Task to complete: Indicate only the number of lines in the listing below in which the word "previous" appears.

Data shown:
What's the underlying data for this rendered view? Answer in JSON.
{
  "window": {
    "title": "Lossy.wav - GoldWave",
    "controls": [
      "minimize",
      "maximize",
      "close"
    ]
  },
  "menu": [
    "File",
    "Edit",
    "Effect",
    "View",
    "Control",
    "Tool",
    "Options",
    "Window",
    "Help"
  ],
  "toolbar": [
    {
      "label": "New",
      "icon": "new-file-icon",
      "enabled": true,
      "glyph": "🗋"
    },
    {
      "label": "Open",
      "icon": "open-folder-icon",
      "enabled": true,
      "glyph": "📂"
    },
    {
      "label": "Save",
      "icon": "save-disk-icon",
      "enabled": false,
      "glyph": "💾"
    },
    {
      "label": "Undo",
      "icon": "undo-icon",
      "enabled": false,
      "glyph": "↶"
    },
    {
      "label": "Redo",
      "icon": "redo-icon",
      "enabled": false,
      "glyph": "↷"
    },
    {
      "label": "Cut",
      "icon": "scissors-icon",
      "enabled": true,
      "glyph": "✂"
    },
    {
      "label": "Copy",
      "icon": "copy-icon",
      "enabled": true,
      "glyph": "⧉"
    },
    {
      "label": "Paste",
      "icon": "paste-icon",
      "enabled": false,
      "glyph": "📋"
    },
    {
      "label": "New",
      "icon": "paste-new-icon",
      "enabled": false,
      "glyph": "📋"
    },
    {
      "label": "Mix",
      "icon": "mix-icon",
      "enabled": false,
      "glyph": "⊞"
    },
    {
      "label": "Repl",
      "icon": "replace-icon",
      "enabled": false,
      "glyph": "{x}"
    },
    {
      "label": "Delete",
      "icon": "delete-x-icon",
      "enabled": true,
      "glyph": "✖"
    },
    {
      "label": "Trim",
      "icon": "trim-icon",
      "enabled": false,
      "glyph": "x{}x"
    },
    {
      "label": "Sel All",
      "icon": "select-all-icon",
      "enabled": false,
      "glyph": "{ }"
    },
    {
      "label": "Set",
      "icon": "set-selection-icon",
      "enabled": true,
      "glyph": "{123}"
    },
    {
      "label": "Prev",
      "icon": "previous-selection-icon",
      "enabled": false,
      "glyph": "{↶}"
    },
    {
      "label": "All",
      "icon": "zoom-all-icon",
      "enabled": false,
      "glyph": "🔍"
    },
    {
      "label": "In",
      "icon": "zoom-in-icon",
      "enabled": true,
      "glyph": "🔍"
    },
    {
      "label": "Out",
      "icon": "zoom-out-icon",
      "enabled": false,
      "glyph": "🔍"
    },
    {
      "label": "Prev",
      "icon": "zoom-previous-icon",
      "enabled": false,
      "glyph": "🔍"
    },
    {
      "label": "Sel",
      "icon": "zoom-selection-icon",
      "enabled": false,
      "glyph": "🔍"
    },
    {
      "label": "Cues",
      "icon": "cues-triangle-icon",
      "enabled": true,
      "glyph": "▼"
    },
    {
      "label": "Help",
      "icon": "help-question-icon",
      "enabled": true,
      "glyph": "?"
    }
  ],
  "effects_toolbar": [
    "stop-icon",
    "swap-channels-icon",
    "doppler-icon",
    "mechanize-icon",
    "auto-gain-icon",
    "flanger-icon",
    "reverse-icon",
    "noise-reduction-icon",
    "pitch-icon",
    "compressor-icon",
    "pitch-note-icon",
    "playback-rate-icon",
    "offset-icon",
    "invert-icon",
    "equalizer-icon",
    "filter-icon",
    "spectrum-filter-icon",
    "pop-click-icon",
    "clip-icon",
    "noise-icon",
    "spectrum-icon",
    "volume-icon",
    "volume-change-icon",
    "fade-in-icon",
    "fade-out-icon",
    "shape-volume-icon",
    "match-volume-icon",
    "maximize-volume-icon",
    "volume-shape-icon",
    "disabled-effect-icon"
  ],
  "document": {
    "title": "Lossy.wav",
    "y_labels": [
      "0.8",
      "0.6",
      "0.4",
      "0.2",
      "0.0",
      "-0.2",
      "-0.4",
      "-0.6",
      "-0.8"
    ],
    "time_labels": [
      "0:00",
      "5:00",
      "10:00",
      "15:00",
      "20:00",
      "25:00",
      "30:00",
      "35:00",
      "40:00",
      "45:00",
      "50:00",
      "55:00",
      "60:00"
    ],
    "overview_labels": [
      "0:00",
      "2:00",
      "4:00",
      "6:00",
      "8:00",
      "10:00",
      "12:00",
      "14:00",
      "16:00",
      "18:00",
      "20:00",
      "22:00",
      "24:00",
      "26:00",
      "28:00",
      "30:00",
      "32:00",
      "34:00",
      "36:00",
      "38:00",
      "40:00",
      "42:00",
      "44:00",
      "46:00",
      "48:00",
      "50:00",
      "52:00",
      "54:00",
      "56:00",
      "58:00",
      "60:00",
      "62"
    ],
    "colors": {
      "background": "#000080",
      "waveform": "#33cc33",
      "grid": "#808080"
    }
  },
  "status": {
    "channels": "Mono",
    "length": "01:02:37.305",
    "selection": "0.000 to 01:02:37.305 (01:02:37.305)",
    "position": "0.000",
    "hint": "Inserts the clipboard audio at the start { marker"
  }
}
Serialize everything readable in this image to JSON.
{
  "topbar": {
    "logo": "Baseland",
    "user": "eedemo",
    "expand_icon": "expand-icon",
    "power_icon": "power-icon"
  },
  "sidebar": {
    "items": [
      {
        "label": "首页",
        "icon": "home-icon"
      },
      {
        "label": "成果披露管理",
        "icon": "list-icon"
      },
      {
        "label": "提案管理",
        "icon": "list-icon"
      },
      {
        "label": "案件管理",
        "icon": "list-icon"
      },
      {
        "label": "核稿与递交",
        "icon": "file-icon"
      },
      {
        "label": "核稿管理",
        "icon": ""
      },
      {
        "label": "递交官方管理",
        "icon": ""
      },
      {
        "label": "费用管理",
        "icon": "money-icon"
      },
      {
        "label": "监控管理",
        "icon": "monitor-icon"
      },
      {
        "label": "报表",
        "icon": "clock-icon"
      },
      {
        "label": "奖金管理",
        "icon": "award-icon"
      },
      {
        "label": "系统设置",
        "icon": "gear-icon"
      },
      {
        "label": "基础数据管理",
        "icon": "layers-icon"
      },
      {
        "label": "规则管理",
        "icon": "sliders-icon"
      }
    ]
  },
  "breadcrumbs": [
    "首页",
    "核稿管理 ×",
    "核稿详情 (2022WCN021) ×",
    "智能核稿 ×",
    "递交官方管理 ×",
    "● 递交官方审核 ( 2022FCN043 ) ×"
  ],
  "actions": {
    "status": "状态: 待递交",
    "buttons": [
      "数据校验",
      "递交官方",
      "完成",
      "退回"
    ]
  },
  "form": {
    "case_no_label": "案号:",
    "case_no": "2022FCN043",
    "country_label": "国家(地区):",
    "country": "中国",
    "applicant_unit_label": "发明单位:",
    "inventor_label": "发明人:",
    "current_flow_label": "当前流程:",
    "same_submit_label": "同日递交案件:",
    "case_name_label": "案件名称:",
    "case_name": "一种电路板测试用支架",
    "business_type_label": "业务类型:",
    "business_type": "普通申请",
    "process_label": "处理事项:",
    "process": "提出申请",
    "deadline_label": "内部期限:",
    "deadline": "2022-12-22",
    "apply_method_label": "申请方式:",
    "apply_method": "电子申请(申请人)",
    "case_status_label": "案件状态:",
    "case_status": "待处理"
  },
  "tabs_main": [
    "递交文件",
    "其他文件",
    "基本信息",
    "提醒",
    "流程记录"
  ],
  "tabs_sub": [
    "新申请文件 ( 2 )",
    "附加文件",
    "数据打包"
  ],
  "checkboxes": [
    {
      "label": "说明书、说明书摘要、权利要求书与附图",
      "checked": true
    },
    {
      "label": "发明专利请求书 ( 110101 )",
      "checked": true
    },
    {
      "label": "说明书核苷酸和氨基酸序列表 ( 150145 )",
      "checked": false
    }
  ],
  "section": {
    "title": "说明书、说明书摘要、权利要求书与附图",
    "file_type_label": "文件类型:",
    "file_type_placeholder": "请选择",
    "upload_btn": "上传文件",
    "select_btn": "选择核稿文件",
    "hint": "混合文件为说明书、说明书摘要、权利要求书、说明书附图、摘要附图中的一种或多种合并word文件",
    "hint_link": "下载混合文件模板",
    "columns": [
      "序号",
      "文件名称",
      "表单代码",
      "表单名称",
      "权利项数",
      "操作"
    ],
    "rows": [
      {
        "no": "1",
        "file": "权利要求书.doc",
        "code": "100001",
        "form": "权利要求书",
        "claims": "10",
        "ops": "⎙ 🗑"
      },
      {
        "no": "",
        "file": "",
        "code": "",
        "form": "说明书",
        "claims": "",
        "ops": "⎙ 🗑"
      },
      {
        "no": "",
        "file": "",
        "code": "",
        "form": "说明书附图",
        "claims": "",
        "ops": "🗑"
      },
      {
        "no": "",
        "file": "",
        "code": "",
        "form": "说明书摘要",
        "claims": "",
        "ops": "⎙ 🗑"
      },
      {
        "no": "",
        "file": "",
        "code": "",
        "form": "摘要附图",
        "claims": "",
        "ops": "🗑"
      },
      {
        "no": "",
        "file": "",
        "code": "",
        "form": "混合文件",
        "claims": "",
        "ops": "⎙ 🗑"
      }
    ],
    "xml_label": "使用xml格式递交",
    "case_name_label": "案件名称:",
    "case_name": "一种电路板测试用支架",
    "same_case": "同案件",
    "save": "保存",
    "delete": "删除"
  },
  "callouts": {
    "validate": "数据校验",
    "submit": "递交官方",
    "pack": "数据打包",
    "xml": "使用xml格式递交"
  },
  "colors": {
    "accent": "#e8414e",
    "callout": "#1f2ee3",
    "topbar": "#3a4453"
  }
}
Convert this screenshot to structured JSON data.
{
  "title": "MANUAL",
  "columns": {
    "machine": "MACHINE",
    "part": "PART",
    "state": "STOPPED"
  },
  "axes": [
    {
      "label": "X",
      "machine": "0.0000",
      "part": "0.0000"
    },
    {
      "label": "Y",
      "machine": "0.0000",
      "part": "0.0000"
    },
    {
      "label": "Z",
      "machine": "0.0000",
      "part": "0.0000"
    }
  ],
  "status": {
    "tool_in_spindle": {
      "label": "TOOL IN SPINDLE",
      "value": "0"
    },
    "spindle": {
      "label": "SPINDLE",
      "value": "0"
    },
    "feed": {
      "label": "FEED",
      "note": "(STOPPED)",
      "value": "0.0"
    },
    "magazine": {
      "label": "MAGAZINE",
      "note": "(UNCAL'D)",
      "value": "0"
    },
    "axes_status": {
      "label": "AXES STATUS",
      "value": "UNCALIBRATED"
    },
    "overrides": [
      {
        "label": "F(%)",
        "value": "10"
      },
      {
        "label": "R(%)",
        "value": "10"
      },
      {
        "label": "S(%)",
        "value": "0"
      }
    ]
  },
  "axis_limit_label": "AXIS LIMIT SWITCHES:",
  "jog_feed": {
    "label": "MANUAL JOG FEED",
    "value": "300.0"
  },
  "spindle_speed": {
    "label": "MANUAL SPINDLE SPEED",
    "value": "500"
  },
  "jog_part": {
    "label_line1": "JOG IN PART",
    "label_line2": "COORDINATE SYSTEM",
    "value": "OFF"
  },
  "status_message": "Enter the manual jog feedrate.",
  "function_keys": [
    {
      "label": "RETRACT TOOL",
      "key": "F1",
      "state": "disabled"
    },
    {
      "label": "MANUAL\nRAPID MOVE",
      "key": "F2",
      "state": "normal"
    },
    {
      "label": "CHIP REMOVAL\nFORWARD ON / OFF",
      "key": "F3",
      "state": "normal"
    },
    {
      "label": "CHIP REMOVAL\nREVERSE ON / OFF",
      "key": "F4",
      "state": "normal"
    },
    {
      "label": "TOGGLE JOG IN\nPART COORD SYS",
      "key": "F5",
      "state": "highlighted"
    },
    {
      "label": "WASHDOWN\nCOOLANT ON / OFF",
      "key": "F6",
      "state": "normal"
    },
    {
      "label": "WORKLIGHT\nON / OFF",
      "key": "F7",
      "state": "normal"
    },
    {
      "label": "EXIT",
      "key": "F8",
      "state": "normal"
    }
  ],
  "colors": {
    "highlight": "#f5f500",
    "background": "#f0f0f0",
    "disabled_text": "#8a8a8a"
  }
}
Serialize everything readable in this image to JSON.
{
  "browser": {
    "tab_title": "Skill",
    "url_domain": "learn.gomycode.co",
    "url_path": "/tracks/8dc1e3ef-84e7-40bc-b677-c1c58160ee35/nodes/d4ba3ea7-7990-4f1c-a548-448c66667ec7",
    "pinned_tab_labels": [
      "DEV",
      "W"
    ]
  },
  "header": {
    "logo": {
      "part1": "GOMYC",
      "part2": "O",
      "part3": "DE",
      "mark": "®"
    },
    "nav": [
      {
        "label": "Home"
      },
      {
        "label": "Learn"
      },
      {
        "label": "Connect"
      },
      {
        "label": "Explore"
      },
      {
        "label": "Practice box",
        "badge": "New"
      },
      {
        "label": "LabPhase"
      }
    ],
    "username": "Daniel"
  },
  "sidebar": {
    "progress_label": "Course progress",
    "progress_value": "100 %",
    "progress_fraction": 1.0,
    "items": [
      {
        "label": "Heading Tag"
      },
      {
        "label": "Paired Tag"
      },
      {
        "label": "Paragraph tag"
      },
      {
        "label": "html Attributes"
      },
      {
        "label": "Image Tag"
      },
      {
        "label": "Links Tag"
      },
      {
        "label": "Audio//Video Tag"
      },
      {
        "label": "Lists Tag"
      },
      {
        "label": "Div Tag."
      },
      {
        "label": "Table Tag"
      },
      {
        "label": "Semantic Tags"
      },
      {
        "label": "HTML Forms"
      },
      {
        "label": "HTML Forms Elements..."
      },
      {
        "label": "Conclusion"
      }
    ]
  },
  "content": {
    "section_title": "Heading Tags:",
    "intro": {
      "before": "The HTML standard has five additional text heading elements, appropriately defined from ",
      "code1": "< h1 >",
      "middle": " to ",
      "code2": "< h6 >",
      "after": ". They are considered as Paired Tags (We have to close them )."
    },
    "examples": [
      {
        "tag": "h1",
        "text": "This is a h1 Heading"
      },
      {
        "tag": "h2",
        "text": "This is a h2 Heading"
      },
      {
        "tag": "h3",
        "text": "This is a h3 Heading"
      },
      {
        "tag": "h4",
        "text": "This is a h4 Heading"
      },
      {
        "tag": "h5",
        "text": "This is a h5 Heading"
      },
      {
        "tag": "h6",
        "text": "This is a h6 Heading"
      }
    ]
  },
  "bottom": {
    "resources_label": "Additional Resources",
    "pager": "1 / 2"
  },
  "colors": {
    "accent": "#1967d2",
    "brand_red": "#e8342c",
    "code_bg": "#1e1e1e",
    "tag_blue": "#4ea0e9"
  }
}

Solution for this exercise: 2